TASK DATA:
━━━━━━━━━━━━━━━━

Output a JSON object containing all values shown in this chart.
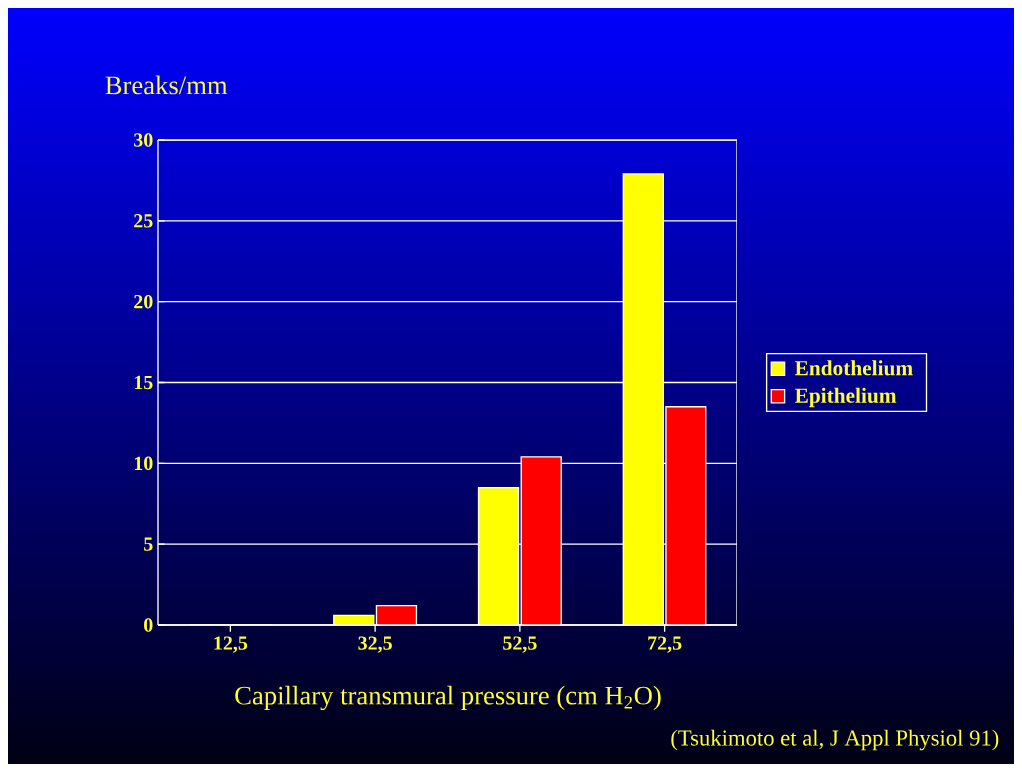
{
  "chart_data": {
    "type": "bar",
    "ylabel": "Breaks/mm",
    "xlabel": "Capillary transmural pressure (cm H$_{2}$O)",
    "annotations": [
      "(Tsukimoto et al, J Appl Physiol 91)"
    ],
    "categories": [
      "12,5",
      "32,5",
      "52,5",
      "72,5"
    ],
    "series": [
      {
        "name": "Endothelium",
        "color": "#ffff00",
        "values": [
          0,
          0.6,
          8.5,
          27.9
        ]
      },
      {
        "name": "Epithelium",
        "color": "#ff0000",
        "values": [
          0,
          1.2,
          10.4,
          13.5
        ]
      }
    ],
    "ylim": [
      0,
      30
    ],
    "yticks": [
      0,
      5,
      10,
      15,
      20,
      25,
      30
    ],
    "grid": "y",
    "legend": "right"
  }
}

━━━━━━━━━━━━━━━━

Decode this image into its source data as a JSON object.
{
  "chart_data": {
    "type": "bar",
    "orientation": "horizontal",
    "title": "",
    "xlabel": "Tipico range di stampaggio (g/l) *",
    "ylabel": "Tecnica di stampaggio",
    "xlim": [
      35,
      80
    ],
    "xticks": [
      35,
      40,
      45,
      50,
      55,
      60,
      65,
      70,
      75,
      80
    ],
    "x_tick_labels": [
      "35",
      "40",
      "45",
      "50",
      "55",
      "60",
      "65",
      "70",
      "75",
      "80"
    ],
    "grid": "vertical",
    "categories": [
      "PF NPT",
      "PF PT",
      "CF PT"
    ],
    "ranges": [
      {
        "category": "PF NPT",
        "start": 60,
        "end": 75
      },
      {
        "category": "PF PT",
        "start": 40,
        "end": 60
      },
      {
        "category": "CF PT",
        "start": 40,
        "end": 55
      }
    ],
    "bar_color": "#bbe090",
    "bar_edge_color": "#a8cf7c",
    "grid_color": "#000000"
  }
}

━━━━━━━━━━━━━━━━

WHAT YOU NEED TO DO: Whichever lines contain the string "this", select and copy them.

ANSWER:
Output a JSON object containing all values shown in this chart.
Decode this image into its source data as a JSON object.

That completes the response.